Task prompt - Render every entry exactly as it appears.

Excerpted records -
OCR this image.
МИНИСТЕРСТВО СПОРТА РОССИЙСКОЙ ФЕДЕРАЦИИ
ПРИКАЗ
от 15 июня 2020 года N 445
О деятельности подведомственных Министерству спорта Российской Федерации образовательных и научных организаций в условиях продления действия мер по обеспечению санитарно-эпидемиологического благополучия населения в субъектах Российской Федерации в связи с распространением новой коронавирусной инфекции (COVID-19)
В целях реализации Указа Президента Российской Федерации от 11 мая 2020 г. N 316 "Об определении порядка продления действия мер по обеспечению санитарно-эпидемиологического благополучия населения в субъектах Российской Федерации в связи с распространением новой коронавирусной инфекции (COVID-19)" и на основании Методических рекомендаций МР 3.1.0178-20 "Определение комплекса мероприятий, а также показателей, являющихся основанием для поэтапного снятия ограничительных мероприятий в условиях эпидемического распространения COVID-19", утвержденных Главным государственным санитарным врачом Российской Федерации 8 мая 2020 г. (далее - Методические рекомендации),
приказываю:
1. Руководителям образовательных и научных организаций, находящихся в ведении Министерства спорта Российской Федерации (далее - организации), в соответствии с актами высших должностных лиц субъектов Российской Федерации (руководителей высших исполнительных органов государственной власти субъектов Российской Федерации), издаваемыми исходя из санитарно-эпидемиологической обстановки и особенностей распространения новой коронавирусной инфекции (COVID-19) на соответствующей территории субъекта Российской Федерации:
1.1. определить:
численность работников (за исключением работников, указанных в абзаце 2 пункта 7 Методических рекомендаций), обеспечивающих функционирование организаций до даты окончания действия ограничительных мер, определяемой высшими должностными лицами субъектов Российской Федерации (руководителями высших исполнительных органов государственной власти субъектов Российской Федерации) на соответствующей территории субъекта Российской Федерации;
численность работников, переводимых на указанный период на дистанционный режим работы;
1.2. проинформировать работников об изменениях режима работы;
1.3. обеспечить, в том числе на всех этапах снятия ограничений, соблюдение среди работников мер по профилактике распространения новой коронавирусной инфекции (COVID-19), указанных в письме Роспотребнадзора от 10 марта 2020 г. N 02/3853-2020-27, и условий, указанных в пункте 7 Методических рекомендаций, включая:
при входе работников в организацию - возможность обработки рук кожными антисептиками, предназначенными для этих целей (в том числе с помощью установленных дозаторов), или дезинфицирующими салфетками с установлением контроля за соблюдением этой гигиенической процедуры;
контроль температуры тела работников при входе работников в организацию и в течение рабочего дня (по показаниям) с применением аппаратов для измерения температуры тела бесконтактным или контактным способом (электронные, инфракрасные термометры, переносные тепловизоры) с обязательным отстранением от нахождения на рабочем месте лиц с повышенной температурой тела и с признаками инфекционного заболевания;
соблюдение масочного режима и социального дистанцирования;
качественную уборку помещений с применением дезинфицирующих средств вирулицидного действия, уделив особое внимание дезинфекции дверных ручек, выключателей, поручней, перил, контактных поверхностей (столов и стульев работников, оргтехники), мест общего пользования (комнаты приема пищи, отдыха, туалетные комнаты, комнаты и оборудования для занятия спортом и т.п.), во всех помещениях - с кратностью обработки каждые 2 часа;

Answer to the exercise -
OCR this image.
МИНИСТЕРСТВО СПОРТА РОССИЙСКОЙ ФЕДЕРАЦИИ
ПРИКАЗ
от 15 июня 2020 года N 445
О деятельности подведомственных Министерству спорта Российской Федерации образовательных и научных организаций в условиях продления действия мер по обеспечению санитарно-эпидемиологического благополучия населения в субъектах Российской Федерации в связи с распространением новой коронавирусной инфекции (COVID-19)
В целях реализации Указа Президента Российской Федерации от 11 мая 2020 г. N 316 "Об определении порядка продления действия мер по обеспечению санитарно-эпидемиологического благополучия населения в субъектах Российской Федерации в связи с распространением новой коронавирусной инфекции (COVID-19)" и на основании Методических рекомендаций МР 3.1.0178-20 "Определение комплекса мероприятий, а также показателей, являющихся основанием для поэтапного снятия ограничительных мероприятий в условиях эпидемического распространения COVID-19", утвержденных Главным государственным санитарным врачом Российской Федерации 8 мая 2020 г. (далее - Методические рекомендации),
приказываю:
1. Руководителям образовательных и научных организаций, находящихся в ведении Министерства спорта Российской Федерации (далее - организации), в соответствии с актами высших должностных лиц субъектов Российской Федерации (руководителей высших исполнительных органов государственной власти субъектов Российской Федерации), издаваемыми исходя из санитарно-эпидемиологической обстановки и особенностей распространения новой коронавирусной инфекции (COVID-19) на соответствующей территории субъекта Российской Федерации:
1.1. определить:
численность работников (за исключением работников, указанных в абзаце 2 пункта 7 Методических рекомендаций), обеспечивающих функционирование организаций до даты окончания действия ограничительных мер, определяемой высшими должностными лицами субъектов Российской Федерации (руководителями высших исполнительных органов государственной власти субъектов Российской Федерации) на соответствующей территории субъекта Российской Федерации;
численность работников, переводимых на указанный период на дистанционный режим работы;
1.2. проинформировать работников об изменениях режима работы;
1.3. обеспечить, в том числе на всех этапах снятия ограничений, соблюдение среди работников мер по профилактике распространения новой коронавирусной инфекции (COVID-19), указанных в письме Роспотребнадзора от 10 марта 2020 г. N 02/3853-2020-27, и условий, указанных в пункте 7 Методических рекомендаций, включая:
при входе работников в организацию - возможность обработки рук кожными антисептиками, предназначенными для этих целей (в том числе с помощью установленных дозаторов), или дезинфицирующими салфетками с установлением контроля за соблюдением этой гигиенической процедуры;
контроль температуры тела работников при входе работников в организацию и в течение рабочего дня (по показаниям) с применением аппаратов для измерения температуры тела бесконтактным или контактным способом (электронные, инфракрасные термометры, переносные тепловизоры) с обязательным отстранением от нахождения на рабочем месте лиц с повышенной температурой тела и с признаками инфекционного заболевания;
соблюдение масочного режима и социального дистанцирования;
качественную уборку помещений с применением дезинфицирующих средств вирулицидного действия, уделив особое внимание дезинфекции дверных ручек, выключателей, поручней, перил, контактных поверхностей (столов и стульев работников, оргтехники), мест общего пользования (комнаты приема пищи, отдыха, туалетные комнаты, комнаты и оборудования для занятия спортом и т.п.), во всех помещениях - с кратностью обработки каждые 2 часа;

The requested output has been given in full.